### Questões de estudo
A: De acordo com o texto sobre a casa própria entre os jovens, que percentual dos jovens de 21 a 28 anos pretende adquirir um imóvel nos próximos meses, segundo o levantamento da Brain Inteligência Estratégica?
B: Indique se cada afirmação concorda com o texto sobre a casa própria entre os jovens, respondendo sim ou não e citando as palavras decisivas do texto: (i) a pesquisa da Loft com a Offerwise indica que 65% das pessoas de 18 a 34 anos pretendem comprar um imóvel nos próximos anos; (ii) o levantamento Retratos do Morar foi encomendado pela Brain Inteligência Estratégica; (iii) no levantamento Retratos do Morar, 72% dos entrevistados admitem sonhar com a casa própria.

### Texto do exercício
• • • • • • •

Contrariando uma percepção comum de que as novas gerações priorizam vivenciar experiências a construir um patrimônio, a casa própria continua sendo um dos principais objetivos de vida entre os jovens. Um Levantamento da Brain Inteligência Estratégica, realizado em novembro de 2025, aponta que 56% dos jovens de 21 a 28 anos, a chamada Geração Z, pretendem adquirir um imóvel nos próximos meses, o maior índice entre todas as faixas etárias.
Além disso, uma pesquisa nacional realizada pela Loft em parceria com a Offerwise, em 2025, aponta que 65% das pessoas dos 18 aos 34 anos pretendem comprar um imóvel nos próximos anos, principalmente para sair do aluguel e conquistar estabilidade financeira, visto que o imóvel segue sendo uma base de segurança financeira e uma forma de construir patrimônio a longo prazo.
Por outro lado, o levantamento Retratos do Morar, também divulgada no final de 2025 pela Ipsos-Ipec e encomendada pelo Grupo QuintoAndar, apontou que, apesar do interesse, o principal obstáculo para transformar esse plano dos jovens em realidade é o financeiro: 62% dos jovens brasileiros acreditam estar mais complicado adquirir um imóvel atualmente do que em gerações anteriores, apesar de que 72% dos entrevistados admitem que sonham com a casa própria.
“Os jovens estão um pouco desalentados, mas isso é muito por conta da falta de organização e planejamento. O erro é se preocupar justamente com a parcela, a entrada, mas não se organizar para chegar neste momento”, destaca a educadora financeira Kallenya Lima.

• • • • • • •

### Dados fornecidos
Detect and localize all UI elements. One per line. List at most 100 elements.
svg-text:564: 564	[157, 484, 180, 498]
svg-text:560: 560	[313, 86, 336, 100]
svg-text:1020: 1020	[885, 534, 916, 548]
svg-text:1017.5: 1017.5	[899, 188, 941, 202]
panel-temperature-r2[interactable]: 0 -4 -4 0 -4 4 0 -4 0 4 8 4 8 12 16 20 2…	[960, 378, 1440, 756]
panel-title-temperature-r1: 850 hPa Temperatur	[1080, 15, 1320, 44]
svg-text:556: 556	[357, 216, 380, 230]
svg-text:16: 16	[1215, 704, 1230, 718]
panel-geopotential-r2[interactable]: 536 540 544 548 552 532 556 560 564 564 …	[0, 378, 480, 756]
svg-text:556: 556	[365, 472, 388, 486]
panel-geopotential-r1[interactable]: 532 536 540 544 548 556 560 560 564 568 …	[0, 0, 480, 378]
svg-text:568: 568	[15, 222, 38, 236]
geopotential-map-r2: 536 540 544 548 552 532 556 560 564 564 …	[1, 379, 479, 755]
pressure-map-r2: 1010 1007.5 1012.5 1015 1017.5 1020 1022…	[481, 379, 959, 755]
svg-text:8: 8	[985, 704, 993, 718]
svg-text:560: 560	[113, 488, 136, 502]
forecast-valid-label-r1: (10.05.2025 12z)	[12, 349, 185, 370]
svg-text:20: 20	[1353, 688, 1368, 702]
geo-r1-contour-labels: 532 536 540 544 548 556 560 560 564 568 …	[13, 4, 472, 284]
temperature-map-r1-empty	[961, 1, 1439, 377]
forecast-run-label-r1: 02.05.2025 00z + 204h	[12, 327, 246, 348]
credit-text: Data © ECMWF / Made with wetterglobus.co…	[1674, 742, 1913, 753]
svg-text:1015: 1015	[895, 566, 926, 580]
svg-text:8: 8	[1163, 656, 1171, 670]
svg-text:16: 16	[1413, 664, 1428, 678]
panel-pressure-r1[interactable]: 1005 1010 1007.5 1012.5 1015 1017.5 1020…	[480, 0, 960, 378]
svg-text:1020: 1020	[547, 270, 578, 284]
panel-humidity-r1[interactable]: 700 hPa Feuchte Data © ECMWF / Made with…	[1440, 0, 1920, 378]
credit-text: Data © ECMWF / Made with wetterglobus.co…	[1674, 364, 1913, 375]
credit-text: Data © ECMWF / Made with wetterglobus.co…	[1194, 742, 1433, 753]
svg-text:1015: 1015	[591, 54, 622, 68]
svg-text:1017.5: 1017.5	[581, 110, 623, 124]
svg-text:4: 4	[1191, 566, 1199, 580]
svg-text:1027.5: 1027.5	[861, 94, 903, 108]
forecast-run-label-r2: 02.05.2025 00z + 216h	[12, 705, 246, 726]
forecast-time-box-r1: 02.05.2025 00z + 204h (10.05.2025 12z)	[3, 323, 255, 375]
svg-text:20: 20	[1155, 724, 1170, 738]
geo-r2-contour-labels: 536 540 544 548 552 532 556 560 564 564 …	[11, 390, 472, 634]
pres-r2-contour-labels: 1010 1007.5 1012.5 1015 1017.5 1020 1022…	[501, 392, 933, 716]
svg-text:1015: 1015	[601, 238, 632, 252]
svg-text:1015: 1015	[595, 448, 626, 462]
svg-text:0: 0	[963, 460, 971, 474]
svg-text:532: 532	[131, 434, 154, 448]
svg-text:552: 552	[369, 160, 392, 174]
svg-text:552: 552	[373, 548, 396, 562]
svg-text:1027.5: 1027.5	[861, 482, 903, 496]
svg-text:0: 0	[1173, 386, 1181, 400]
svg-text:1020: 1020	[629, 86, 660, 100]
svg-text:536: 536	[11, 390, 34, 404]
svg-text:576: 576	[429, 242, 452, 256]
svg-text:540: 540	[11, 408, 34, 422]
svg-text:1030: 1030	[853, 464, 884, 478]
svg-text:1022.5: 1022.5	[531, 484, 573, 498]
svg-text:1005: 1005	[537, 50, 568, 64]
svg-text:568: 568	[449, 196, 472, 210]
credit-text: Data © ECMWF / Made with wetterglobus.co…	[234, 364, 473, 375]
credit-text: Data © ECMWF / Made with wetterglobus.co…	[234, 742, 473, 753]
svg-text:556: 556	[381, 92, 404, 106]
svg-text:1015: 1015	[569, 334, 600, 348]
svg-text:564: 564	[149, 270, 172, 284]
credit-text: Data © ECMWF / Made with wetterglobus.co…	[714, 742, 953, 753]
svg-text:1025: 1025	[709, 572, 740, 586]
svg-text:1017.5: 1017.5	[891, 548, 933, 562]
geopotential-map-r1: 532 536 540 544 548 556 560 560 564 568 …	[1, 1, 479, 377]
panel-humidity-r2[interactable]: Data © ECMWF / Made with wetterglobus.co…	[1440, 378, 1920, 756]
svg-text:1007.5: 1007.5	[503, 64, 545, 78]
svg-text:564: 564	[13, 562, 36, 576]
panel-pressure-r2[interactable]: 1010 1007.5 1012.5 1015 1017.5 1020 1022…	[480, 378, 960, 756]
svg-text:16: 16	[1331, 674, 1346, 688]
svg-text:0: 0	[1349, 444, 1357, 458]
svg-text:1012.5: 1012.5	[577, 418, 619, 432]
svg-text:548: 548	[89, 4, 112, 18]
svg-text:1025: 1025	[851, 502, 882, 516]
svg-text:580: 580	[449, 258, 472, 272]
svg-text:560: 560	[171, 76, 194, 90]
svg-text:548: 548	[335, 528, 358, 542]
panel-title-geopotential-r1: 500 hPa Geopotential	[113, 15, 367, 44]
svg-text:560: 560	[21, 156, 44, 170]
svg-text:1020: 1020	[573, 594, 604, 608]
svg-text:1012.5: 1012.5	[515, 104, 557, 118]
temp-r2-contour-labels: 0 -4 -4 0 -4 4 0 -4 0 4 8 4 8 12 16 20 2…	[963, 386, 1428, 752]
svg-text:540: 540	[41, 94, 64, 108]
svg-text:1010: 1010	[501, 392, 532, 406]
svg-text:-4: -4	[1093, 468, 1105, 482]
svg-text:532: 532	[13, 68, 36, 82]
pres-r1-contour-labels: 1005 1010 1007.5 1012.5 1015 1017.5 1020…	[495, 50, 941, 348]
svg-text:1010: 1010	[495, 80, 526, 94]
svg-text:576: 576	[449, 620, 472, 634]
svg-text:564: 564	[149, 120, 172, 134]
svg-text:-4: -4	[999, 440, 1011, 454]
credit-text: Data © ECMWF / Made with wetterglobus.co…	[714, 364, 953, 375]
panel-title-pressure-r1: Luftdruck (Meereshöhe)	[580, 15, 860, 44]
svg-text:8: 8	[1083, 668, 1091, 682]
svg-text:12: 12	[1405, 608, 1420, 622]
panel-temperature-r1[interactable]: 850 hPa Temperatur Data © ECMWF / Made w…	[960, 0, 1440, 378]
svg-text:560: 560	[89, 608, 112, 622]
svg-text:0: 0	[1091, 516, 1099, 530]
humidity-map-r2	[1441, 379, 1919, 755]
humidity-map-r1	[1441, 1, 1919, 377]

• • • • • • •

### Resultados por tarefa
A: 56% dos jovens de 21 a 28 anos.

B:
(i) Sim: “65% das pessoas dos 18 aos 34 anos pretendem comprar um imóvel nos próximos anos”.
(ii) Não: “encomendada pelo Grupo QuintoAndar”.
(iii) Sim: “72% dos entrevistados admitem que sonham com a casa própria”.